● **Exercise aim**: Output the material exactly, but drop every image it holds.

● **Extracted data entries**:

-- BEGIN --

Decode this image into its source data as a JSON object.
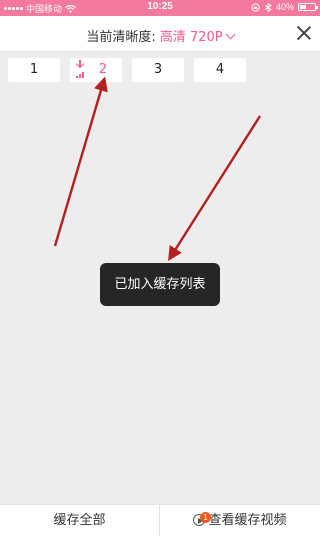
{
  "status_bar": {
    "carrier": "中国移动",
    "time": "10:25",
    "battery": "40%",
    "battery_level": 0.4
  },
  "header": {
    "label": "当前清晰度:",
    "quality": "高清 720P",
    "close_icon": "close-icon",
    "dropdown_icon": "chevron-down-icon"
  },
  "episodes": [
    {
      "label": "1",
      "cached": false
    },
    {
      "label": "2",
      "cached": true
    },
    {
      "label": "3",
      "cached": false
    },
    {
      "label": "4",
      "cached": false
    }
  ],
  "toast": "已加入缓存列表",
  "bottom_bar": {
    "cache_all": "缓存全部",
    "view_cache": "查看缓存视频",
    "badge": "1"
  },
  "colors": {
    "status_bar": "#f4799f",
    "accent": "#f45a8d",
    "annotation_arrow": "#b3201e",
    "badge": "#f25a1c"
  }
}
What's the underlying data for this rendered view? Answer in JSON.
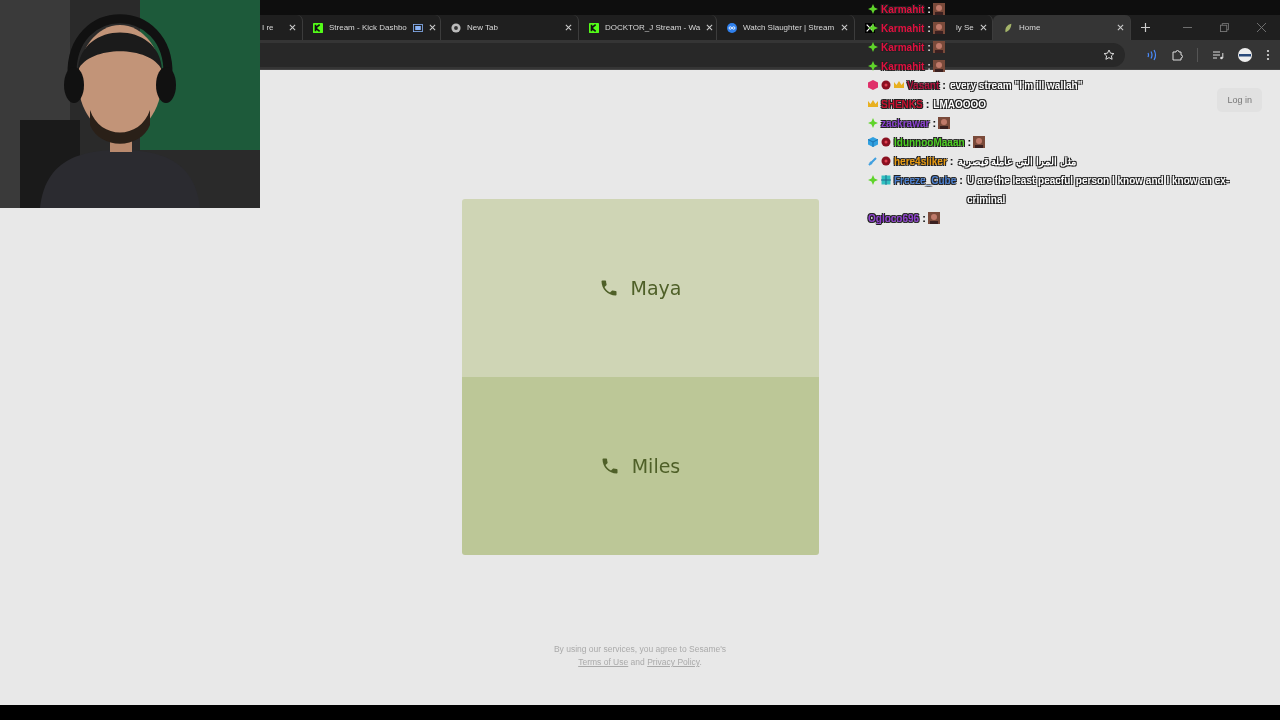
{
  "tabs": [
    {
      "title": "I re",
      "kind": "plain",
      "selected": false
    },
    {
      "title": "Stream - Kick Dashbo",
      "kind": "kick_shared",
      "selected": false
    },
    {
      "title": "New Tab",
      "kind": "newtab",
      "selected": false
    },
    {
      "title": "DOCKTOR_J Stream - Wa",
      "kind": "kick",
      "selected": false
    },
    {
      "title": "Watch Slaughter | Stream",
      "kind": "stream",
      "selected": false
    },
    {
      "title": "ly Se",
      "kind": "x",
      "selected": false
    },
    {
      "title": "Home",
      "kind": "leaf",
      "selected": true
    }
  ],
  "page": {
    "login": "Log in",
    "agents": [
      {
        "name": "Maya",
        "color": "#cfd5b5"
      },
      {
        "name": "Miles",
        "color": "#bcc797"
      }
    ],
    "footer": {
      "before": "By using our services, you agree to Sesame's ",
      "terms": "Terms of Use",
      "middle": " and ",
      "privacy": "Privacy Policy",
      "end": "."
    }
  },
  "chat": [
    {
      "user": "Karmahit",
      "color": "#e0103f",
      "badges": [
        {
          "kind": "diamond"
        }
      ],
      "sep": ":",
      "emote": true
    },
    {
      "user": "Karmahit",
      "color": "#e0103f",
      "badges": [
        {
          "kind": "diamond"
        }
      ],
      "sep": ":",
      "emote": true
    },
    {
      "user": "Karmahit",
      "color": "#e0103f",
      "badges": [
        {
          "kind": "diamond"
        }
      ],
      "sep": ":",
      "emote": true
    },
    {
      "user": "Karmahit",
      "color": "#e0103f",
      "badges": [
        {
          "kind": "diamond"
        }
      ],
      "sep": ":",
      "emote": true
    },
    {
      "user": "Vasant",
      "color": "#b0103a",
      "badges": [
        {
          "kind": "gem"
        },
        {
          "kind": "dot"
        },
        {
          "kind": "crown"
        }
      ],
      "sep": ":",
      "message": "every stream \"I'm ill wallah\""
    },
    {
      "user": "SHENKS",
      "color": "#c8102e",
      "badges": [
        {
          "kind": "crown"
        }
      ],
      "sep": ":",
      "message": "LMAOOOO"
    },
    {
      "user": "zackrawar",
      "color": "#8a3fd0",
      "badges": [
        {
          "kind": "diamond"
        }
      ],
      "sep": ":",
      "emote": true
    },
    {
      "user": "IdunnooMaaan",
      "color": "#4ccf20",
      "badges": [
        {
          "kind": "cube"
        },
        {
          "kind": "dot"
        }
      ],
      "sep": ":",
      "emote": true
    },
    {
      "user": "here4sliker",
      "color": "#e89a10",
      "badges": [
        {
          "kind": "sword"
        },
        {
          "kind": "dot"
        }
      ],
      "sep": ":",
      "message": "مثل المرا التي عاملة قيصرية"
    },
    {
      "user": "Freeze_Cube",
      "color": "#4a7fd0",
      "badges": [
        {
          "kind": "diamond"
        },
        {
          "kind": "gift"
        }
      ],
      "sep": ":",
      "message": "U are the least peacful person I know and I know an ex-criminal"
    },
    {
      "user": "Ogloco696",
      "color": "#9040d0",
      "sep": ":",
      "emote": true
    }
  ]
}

-- END --

● **Exercise solution**:
Decode this image into its source data as a JSON object.
{
  "status_bar": {
    "carrier": "中国移动",
    "time": "10:25",
    "battery": "40%",
    "battery_level": 0.4
  },
  "header": {
    "label": "当前清晰度:",
    "quality": "高清 720P",
    "close_icon": "close-icon",
    "dropdown_icon": "chevron-down-icon"
  },
  "episodes": [
    {
      "label": "1",
      "cached": false
    },
    {
      "label": "2",
      "cached": true
    },
    {
      "label": "3",
      "cached": false
    },
    {
      "label": "4",
      "cached": false
    }
  ],
  "toast": "已加入缓存列表",
  "bottom_bar": {
    "cache_all": "缓存全部",
    "view_cache": "查看缓存视频",
    "badge": "1"
  },
  "colors": {
    "status_bar": "#f4799f",
    "accent": "#f45a8d",
    "annotation_arrow": "#b3201e",
    "badge": "#f25a1c"
  }
}
What's the underlying data for this rendered view? Answer in JSON.
{
  "tabs": [
    {
      "title": "I re",
      "kind": "plain",
      "selected": false
    },
    {
      "title": "Stream - Kick Dashbo",
      "kind": "kick_shared",
      "selected": false
    },
    {
      "title": "New Tab",
      "kind": "newtab",
      "selected": false
    },
    {
      "title": "DOCKTOR_J Stream - Wa",
      "kind": "kick",
      "selected": false
    },
    {
      "title": "Watch Slaughter | Stream",
      "kind": "stream",
      "selected": false
    },
    {
      "title": "ly Se",
      "kind": "x",
      "selected": false
    },
    {
      "title": "Home",
      "kind": "leaf",
      "selected": true
    }
  ],
  "page": {
    "login": "Log in",
    "agents": [
      {
        "name": "Maya",
        "color": "#cfd5b5"
      },
      {
        "name": "Miles",
        "color": "#bcc797"
      }
    ],
    "footer": {
      "before": "By using our services, you agree to Sesame's ",
      "terms": "Terms of Use",
      "middle": " and ",
      "privacy": "Privacy Policy",
      "end": "."
    }
  },
  "chat": [
    {
      "user": "Karmahit",
      "color": "#e0103f",
      "badges": [
        {
          "kind": "diamond"
        }
      ],
      "sep": ":",
      "emote": true
    },
    {
      "user": "Karmahit",
      "color": "#e0103f",
      "badges": [
        {
          "kind": "diamond"
        }
      ],
      "sep": ":",
      "emote": true
    },
    {
      "user": "Karmahit",
      "color": "#e0103f",
      "badges": [
        {
          "kind": "diamond"
        }
      ],
      "sep": ":",
      "emote": true
    },
    {
      "user": "Karmahit",
      "color": "#e0103f",
      "badges": [
        {
          "kind": "diamond"
        }
      ],
      "sep": ":",
      "emote": true
    },
    {
      "user": "Vasant",
      "color": "#b0103a",
      "badges": [
        {
          "kind": "gem"
        },
        {
          "kind": "dot"
        },
        {
          "kind": "crown"
        }
      ],
      "sep": ":",
      "message": "every stream \"I'm ill wallah\""
    },
    {
      "user": "SHENKS",
      "color": "#c8102e",
      "badges": [
        {
          "kind": "crown"
        }
      ],
      "sep": ":",
      "message": "LMAOOOO"
    },
    {
      "user": "zackrawar",
      "color": "#8a3fd0",
      "badges": [
        {
          "kind": "diamond"
        }
      ],
      "sep": ":",
      "emote": true
    },
    {
      "user": "IdunnooMaaan",
      "color": "#4ccf20",
      "badges": [
        {
          "kind": "cube"
        },
        {
          "kind": "dot"
        }
      ],
      "sep": ":",
      "emote": true
    },
    {
      "user": "here4sliker",
      "color": "#e89a10",
      "badges": [
        {
          "kind": "sword"
        },
        {
          "kind": "dot"
        }
      ],
      "sep": ":",
      "message": "مثل المرا التي عاملة قيصرية"
    },
    {
      "user": "Freeze_Cube",
      "color": "#4a7fd0",
      "badges": [
        {
          "kind": "diamond"
        },
        {
          "kind": "gift"
        }
      ],
      "sep": ":",
      "message": "U are the least peacful person I know and I know an ex-criminal"
    },
    {
      "user": "Ogloco696",
      "color": "#9040d0",
      "sep": ":",
      "emote": true
    }
  ]
}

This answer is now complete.